What is expected: Check each line of the entries below for the string "ГОСТ"; copy every line where it appears.

#### Given entries ####

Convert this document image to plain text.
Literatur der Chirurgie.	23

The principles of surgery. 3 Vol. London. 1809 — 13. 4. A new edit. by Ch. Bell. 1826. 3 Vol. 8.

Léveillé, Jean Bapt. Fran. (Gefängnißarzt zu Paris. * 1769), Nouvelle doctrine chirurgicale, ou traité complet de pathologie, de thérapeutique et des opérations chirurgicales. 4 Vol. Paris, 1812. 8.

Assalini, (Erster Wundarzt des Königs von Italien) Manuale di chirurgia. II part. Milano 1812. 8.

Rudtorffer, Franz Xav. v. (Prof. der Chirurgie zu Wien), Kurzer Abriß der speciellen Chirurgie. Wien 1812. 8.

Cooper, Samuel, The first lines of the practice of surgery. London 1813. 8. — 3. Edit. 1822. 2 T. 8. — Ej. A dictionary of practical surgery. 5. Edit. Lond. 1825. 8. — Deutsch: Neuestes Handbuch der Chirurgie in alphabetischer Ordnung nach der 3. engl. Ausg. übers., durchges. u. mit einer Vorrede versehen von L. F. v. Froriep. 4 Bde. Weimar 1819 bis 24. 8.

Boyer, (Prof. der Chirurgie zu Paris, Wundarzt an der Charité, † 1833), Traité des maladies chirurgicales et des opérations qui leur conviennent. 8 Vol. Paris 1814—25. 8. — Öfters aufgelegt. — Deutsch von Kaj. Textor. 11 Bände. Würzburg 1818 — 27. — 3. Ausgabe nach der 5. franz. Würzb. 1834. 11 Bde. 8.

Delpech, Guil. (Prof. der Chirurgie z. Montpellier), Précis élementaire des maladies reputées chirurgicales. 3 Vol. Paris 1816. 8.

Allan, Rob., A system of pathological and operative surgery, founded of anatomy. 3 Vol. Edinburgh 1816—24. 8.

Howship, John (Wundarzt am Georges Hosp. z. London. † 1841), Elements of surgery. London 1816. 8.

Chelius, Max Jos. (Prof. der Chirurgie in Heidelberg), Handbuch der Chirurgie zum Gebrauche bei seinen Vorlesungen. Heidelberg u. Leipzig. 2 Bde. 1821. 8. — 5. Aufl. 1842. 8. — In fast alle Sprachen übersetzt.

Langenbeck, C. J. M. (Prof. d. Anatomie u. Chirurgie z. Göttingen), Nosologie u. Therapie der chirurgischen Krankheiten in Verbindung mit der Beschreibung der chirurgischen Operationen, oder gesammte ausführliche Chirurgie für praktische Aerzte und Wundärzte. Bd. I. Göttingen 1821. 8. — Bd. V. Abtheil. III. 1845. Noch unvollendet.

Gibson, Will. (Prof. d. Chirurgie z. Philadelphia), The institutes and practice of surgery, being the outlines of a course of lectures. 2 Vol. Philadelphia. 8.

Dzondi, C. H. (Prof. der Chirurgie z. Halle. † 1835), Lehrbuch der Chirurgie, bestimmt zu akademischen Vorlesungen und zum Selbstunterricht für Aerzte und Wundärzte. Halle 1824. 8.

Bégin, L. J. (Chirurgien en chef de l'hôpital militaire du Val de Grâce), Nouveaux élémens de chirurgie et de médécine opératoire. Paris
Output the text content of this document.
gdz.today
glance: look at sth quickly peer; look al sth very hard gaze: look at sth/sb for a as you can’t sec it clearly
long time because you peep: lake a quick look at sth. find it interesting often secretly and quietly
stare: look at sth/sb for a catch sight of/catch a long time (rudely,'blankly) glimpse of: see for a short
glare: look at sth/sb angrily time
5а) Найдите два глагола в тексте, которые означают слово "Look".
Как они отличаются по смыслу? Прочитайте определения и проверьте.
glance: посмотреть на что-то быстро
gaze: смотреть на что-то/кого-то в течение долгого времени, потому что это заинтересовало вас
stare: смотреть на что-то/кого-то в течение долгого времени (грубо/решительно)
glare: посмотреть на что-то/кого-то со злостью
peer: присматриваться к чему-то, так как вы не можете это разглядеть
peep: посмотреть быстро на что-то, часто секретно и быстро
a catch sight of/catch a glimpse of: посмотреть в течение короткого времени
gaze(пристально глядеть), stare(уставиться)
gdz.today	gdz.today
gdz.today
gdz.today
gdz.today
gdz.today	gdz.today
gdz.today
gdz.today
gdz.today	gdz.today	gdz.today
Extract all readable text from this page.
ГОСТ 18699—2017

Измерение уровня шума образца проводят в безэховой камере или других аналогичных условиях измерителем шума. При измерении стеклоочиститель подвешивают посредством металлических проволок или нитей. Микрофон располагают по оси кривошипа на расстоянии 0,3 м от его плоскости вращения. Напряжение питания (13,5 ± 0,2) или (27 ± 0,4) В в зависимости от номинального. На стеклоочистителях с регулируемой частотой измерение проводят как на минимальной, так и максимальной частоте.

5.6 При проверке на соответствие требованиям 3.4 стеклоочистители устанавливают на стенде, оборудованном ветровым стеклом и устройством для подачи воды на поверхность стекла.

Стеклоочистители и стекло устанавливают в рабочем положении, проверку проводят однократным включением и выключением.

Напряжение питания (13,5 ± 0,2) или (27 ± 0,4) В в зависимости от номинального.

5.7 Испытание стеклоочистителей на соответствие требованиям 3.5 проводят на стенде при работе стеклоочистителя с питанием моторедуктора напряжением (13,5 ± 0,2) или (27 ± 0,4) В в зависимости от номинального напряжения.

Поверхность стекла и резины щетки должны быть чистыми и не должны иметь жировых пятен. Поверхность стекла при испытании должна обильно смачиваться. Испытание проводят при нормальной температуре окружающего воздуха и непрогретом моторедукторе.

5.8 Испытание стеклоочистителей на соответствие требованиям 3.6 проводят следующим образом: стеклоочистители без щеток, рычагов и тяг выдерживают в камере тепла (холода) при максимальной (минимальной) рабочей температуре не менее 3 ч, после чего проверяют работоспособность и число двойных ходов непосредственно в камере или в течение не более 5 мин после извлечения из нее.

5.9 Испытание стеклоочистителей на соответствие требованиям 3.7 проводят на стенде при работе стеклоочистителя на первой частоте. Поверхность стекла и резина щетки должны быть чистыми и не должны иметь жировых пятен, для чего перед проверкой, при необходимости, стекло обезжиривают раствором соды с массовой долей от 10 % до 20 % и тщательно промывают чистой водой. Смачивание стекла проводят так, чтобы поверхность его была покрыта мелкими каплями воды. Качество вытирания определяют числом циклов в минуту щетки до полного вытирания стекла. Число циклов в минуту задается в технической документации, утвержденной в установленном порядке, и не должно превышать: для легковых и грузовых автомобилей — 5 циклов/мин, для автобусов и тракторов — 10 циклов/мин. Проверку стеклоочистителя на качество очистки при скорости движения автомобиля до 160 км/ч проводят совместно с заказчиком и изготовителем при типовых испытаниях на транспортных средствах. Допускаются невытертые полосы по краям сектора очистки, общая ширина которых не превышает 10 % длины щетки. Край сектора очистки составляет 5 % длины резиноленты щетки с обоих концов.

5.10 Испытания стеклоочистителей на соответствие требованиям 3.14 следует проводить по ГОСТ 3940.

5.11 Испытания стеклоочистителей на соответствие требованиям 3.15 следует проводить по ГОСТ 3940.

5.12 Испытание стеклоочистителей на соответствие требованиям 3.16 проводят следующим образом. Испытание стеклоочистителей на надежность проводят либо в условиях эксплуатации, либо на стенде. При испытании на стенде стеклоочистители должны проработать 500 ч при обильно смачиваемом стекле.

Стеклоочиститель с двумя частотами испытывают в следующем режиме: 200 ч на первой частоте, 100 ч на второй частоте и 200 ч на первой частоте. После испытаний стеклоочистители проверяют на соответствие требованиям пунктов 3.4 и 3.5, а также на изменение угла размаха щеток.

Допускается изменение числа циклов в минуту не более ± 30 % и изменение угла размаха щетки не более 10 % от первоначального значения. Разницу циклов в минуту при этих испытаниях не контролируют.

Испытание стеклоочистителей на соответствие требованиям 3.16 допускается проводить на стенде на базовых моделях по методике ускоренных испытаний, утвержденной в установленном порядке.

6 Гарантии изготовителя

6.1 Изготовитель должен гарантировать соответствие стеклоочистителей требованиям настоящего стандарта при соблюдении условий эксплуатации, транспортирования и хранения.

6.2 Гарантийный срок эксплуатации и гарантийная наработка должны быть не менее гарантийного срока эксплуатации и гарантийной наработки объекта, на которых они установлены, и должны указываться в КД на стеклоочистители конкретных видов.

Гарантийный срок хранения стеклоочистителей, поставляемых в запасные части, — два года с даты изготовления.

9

####

Complete answer:
ГОСТ 18699—2017
5.10 Испытания стеклоочистителей на соответствие требованиям 3.14 следует проводить по ГОСТ 3940.
5.11 Испытания стеклоочистителей на соответствие требованиям 3.15 следует проводить по ГОСТ 3940.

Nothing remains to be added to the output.